[Data tied to figure images]
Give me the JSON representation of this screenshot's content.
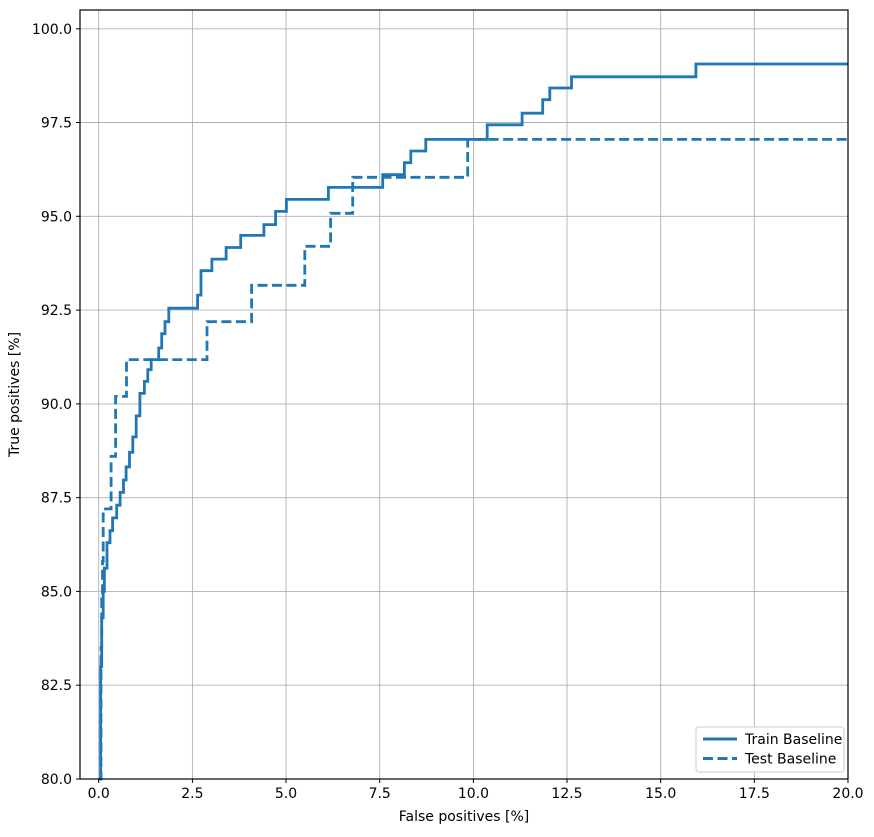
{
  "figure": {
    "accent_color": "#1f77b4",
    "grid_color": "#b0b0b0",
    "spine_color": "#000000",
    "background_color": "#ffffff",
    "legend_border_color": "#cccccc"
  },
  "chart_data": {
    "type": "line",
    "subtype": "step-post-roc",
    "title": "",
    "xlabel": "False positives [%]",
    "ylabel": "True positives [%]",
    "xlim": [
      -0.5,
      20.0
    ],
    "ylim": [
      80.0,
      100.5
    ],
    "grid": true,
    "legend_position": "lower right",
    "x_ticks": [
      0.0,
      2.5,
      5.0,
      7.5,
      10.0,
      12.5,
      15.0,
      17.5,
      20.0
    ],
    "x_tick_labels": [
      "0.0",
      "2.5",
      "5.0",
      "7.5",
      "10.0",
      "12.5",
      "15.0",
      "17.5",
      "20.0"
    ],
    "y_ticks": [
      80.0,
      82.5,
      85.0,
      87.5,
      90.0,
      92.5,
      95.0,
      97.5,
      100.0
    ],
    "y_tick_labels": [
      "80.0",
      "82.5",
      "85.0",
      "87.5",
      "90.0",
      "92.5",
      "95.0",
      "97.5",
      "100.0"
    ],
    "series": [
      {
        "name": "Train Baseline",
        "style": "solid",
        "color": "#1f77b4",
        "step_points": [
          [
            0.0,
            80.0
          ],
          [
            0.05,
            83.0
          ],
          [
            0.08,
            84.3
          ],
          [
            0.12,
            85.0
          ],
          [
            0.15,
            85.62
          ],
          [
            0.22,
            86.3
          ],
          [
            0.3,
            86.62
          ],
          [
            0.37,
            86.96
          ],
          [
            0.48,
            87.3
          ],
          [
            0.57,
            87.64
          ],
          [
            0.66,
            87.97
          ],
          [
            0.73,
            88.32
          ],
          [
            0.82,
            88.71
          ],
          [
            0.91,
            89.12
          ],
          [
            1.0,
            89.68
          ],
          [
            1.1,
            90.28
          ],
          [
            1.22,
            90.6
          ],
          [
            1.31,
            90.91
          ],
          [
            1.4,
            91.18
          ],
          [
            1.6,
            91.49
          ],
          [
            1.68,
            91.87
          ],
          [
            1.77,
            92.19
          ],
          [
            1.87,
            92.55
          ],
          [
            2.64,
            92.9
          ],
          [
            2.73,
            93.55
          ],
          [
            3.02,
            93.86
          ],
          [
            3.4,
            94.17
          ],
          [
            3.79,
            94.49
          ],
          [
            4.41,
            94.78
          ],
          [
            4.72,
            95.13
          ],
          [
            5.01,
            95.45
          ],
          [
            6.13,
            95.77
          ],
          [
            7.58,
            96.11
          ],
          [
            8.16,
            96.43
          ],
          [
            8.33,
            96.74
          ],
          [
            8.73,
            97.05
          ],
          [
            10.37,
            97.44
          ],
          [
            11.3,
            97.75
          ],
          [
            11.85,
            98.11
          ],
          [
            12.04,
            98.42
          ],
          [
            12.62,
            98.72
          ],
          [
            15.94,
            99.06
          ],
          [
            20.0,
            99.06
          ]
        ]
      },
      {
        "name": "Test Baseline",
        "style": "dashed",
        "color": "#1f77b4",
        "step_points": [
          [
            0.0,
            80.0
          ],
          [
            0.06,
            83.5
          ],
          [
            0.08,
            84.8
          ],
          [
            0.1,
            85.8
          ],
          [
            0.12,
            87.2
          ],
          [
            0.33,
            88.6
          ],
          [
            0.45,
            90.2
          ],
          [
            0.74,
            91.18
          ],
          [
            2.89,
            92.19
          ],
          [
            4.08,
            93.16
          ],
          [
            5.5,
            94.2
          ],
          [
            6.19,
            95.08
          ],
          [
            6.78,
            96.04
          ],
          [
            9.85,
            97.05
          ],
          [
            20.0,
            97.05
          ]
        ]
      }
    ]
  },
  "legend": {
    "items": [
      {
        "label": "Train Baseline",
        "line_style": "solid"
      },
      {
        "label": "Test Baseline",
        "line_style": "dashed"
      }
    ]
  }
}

:: TO BE DONE ::
Gather up every line from the listing above in which the word "Train" occurs.

:: COMPLETE ANSWER ::
        "name": "Train Baseline",
        "label": "Train Baseline",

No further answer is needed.